Write out the whole listing again, exactly as given.
────────
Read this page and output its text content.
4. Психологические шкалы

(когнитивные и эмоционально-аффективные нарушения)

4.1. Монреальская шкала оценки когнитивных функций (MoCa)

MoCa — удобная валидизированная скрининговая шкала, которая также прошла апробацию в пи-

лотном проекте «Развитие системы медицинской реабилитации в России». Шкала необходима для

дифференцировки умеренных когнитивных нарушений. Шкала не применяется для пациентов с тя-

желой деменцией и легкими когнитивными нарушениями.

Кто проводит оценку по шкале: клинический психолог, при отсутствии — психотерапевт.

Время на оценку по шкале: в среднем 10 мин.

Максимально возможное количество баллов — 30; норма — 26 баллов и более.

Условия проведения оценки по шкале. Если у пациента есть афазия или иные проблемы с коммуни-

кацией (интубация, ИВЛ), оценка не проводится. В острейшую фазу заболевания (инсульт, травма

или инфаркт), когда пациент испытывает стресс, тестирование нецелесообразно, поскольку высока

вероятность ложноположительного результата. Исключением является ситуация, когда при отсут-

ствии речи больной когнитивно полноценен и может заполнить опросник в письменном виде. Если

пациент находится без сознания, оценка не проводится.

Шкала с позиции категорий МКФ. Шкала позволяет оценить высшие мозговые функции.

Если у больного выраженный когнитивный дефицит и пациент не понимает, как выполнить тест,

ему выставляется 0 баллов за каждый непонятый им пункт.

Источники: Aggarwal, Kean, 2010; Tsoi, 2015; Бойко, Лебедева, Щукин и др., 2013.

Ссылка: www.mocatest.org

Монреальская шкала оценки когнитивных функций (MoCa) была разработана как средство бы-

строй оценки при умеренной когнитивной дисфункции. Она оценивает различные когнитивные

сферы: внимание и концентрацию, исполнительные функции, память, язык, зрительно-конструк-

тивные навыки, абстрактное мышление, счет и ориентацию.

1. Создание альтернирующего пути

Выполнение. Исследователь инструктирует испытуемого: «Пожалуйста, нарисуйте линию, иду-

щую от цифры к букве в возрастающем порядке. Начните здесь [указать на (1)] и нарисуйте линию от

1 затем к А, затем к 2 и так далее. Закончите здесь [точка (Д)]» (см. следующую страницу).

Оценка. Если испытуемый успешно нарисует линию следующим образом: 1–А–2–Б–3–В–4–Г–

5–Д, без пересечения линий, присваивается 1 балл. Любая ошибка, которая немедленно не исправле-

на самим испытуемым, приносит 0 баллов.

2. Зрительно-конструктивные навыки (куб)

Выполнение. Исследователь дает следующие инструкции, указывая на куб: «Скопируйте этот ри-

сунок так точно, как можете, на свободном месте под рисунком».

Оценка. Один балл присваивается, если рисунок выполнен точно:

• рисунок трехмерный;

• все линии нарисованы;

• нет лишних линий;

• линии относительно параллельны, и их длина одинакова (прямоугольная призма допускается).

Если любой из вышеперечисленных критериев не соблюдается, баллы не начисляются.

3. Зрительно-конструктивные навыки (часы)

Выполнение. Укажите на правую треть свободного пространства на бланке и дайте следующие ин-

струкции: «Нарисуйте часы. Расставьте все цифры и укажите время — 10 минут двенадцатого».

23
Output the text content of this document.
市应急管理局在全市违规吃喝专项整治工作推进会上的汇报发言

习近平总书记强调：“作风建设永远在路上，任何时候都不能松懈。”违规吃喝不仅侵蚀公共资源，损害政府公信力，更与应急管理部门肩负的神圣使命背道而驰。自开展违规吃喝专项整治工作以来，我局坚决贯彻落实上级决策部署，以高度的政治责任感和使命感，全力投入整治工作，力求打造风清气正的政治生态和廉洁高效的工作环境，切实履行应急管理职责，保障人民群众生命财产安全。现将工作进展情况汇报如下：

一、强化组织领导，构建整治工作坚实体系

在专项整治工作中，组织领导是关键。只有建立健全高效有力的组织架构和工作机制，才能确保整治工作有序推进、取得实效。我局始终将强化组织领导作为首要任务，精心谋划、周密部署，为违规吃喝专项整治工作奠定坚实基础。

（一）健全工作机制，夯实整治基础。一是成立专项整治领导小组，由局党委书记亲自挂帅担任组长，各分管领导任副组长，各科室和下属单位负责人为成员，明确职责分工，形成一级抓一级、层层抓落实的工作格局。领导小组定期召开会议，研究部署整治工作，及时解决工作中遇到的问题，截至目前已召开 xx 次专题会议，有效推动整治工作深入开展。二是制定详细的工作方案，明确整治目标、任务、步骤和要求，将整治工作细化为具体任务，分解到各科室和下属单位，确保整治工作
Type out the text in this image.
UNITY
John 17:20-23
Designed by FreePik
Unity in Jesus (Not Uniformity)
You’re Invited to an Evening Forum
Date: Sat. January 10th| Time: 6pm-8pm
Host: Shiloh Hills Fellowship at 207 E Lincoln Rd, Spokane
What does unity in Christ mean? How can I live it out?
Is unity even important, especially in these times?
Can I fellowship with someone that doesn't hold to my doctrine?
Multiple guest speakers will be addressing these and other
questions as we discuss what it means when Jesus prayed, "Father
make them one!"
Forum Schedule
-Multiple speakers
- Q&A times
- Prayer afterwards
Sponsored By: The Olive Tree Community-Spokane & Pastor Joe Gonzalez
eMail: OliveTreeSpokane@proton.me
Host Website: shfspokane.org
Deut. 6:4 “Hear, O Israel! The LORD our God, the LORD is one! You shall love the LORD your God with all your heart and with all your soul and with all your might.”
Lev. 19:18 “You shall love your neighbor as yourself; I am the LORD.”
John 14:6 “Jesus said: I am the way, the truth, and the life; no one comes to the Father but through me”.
────────
Complete output
Read this page and output its text content.
4. Психологические шкалы

(когнитивные и эмоционально-аффективные нарушения)

4.1. Монреальская шкала оценки когнитивных функций (MoCa)

MoCa — удобная валидизированная скрининговая шкала, которая также прошла апробацию в пи-

лотном проекте «Развитие системы медицинской реабилитации в России». Шкала необходима для

дифференцировки умеренных когнитивных нарушений. Шкала не применяется для пациентов с тя-

желой деменцией и легкими когнитивными нарушениями.

Кто проводит оценку по шкале: клинический психолог, при отсутствии — психотерапевт.

Время на оценку по шкале: в среднем 10 мин.

Максимально возможное количество баллов — 30; норма — 26 баллов и более.

Условия проведения оценки по шкале. Если у пациента есть афазия или иные проблемы с коммуни-

кацией (интубация, ИВЛ), оценка не проводится. В острейшую фазу заболевания (инсульт, травма

или инфаркт), когда пациент испытывает стресс, тестирование нецелесообразно, поскольку высока

вероятность ложноположительного результата. Исключением является ситуация, когда при отсут-

ствии речи больной когнитивно полноценен и может заполнить опросник в письменном виде. Если

пациент находится без сознания, оценка не проводится.

Шкала с позиции категорий МКФ. Шкала позволяет оценить высшие мозговые функции.

Если у больного выраженный когнитивный дефицит и пациент не понимает, как выполнить тест,

ему выставляется 0 баллов за каждый непонятый им пункт.

Источники: Aggarwal, Kean, 2010; Tsoi, 2015; Бойко, Лебедева, Щукин и др., 2013.

Ссылка: www.mocatest.org

Монреальская шкала оценки когнитивных функций (MoCa) была разработана как средство бы-

строй оценки при умеренной когнитивной дисфункции. Она оценивает различные когнитивные

сферы: внимание и концентрацию, исполнительные функции, память, язык, зрительно-конструк-

тивные навыки, абстрактное мышление, счет и ориентацию.

1. Создание альтернирующего пути

Выполнение. Исследователь инструктирует испытуемого: «Пожалуйста, нарисуйте линию, иду-

щую от цифры к букве в возрастающем порядке. Начните здесь [указать на (1)] и нарисуйте линию от

1 затем к А, затем к 2 и так далее. Закончите здесь [точка (Д)]» (см. следующую страницу).

Оценка. Если испытуемый успешно нарисует линию следующим образом: 1–А–2–Б–3–В–4–Г–

5–Д, без пересечения линий, присваивается 1 балл. Любая ошибка, которая немедленно не исправле-

на самим испытуемым, приносит 0 баллов.

2. Зрительно-конструктивные навыки (куб)

Выполнение. Исследователь дает следующие инструкции, указывая на куб: «Скопируйте этот ри-

сунок так точно, как можете, на свободном месте под рисунком».

Оценка. Один балл присваивается, если рисунок выполнен точно:

• рисунок трехмерный;

• все линии нарисованы;

• нет лишних линий;

• линии относительно параллельны, и их длина одинакова (прямоугольная призма допускается).

Если любой из вышеперечисленных критериев не соблюдается, баллы не начисляются.

3. Зрительно-конструктивные навыки (часы)

Выполнение. Укажите на правую треть свободного пространства на бланке и дайте следующие ин-

струкции: «Нарисуйте часы. Расставьте все цифры и укажите время — 10 минут двенадцатого».

23
Output the text content of this document.
市应急管理局在全市违规吃喝专项整治工作推进会上的汇报发言

习近平总书记强调：“作风建设永远在路上，任何时候都不能松懈。”违规吃喝不仅侵蚀公共资源，损害政府公信力，更与应急管理部门肩负的神圣使命背道而驰。自开展违规吃喝专项整治工作以来，我局坚决贯彻落实上级决策部署，以高度的政治责任感和使命感，全力投入整治工作，力求打造风清气正的政治生态和廉洁高效的工作环境，切实履行应急管理职责，保障人民群众生命财产安全。现将工作进展情况汇报如下：

一、强化组织领导，构建整治工作坚实体系

在专项整治工作中，组织领导是关键。只有建立健全高效有力的组织架构和工作机制，才能确保整治工作有序推进、取得实效。我局始终将强化组织领导作为首要任务，精心谋划、周密部署，为违规吃喝专项整治工作奠定坚实基础。

（一）健全工作机制，夯实整治基础。一是成立专项整治领导小组，由局党委书记亲自挂帅担任组长，各分管领导任副组长，各科室和下属单位负责人为成员，明确职责分工，形成一级抓一级、层层抓落实的工作格局。领导小组定期召开会议，研究部署整治工作，及时解决工作中遇到的问题，截至目前已召开 xx 次专题会议，有效推动整治工作深入开展。二是制定详细的工作方案，明确整治目标、任务、步骤和要求，将整治工作细化为具体任务，分解到各科室和下属单位，确保整治工作
Type out the text in this image.
UNITY
John 17:20-23
Designed by FreePik
Unity in Jesus (Not Uniformity)
You’re Invited to an Evening Forum
Date: Sat. January 10th| Time: 6pm-8pm
Host: Shiloh Hills Fellowship at 207 E Lincoln Rd, Spokane
What does unity in Christ mean? How can I live it out?
Is unity even important, especially in these times?
Can I fellowship with someone that doesn't hold to my doctrine?
Multiple guest speakers will be addressing these and other
questions as we discuss what it means when Jesus prayed, "Father
make them one!"
Forum Schedule
-Multiple speakers
- Q&A times
- Prayer afterwards
Sponsored By: The Olive Tree Community-Spokane & Pastor Joe Gonzalez
eMail: OliveTreeSpokane@proton.me
Host Website: shfspokane.org
Deut. 6:4 “Hear, O Israel! The LORD our God, the LORD is one! You shall love the LORD your God with all your heart and with all your soul and with all your might.”
Lev. 19:18 “You shall love your neighbor as yourself; I am the LORD.”
John 14:6 “Jesus said: I am the way, the truth, and the life; no one comes to the Father but through me”.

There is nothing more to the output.